Restate each line word for word. Leave out every picture.

========================================

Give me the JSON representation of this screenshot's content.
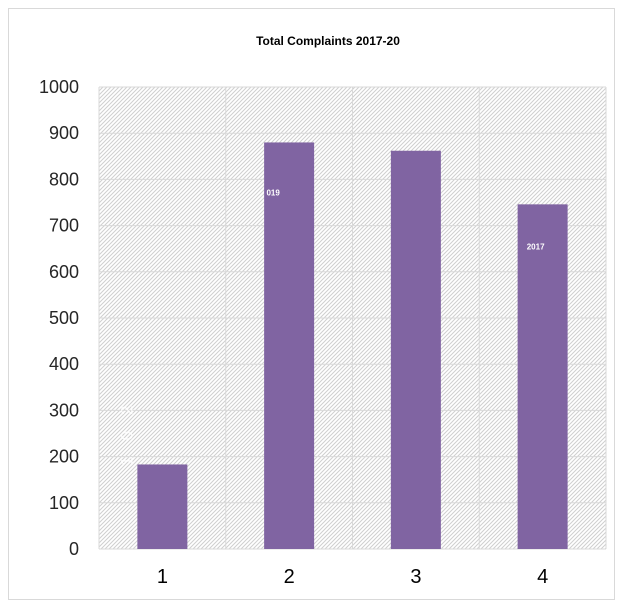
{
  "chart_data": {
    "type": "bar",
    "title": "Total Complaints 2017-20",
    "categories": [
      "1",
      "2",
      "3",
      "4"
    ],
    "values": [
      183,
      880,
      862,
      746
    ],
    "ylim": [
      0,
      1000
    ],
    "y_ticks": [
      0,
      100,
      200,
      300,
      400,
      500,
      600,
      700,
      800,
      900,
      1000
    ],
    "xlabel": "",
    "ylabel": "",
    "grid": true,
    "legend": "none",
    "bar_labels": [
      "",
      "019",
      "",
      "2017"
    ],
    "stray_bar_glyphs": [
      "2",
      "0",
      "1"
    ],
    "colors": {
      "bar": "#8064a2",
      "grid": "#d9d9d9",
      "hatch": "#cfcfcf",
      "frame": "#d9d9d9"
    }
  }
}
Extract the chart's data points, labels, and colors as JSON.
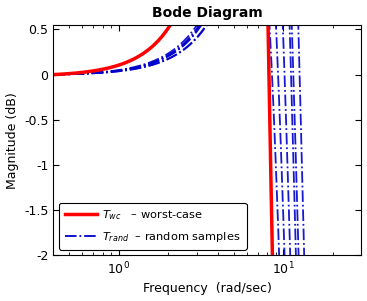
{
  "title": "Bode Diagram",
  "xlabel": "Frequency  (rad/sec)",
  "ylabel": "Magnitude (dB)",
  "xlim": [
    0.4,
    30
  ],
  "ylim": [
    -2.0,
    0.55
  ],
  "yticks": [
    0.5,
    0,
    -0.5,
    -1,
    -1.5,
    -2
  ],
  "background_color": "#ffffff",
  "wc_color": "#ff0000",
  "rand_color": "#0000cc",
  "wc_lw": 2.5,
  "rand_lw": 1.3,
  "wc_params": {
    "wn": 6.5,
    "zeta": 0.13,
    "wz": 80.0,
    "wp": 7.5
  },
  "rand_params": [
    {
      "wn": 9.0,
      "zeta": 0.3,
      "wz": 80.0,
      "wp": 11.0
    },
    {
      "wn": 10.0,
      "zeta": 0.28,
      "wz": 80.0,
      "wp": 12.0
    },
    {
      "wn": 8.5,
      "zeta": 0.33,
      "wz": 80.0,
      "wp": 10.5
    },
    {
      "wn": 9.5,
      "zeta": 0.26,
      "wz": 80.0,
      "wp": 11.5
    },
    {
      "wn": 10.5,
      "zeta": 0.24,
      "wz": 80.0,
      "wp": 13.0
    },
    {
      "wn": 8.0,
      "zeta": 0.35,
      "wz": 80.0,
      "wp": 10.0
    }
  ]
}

========================================

▶ **Worked solution**:
Give me the JSON representation of this screenshot's content.
{
  "chart_data": {
    "type": "bar",
    "title": "Total Complaints 2017-20",
    "categories": [
      "1",
      "2",
      "3",
      "4"
    ],
    "values": [
      183,
      880,
      862,
      746
    ],
    "ylim": [
      0,
      1000
    ],
    "y_ticks": [
      0,
      100,
      200,
      300,
      400,
      500,
      600,
      700,
      800,
      900,
      1000
    ],
    "xlabel": "",
    "ylabel": "",
    "grid": true,
    "legend": "none",
    "bar_labels": [
      "",
      "019",
      "",
      "2017"
    ],
    "stray_bar_glyphs": [
      "2",
      "0",
      "1"
    ],
    "colors": {
      "bar": "#8064a2",
      "grid": "#d9d9d9",
      "hatch": "#cfcfcf",
      "frame": "#d9d9d9"
    }
  }
}
Extract the chart's data points, labels, and colors as JSON.
{
  "title": "Bode Diagram",
  "xlabel": "Frequency  (rad/sec)",
  "ylabel": "Magnitude (dB)",
  "xlim": [
    0.4,
    30
  ],
  "ylim": [
    -2.0,
    0.55
  ],
  "yticks": [
    0.5,
    0,
    -0.5,
    -1,
    -1.5,
    -2
  ],
  "background_color": "#ffffff",
  "wc_color": "#ff0000",
  "rand_color": "#0000cc",
  "wc_lw": 2.5,
  "rand_lw": 1.3,
  "wc_params": {
    "wn": 6.5,
    "zeta": 0.13,
    "wz": 80.0,
    "wp": 7.5
  },
  "rand_params": [
    {
      "wn": 9.0,
      "zeta": 0.3,
      "wz": 80.0,
      "wp": 11.0
    },
    {
      "wn": 10.0,
      "zeta": 0.28,
      "wz": 80.0,
      "wp": 12.0
    },
    {
      "wn": 8.5,
      "zeta": 0.33,
      "wz": 80.0,
      "wp": 10.5
    },
    {
      "wn": 9.5,
      "zeta": 0.26,
      "wz": 80.0,
      "wp": 11.5
    },
    {
      "wn": 10.5,
      "zeta": 0.24,
      "wz": 80.0,
      "wp": 13.0
    },
    {
      "wn": 8.0,
      "zeta": 0.35,
      "wz": 80.0,
      "wp": 10.0
    }
  ]
}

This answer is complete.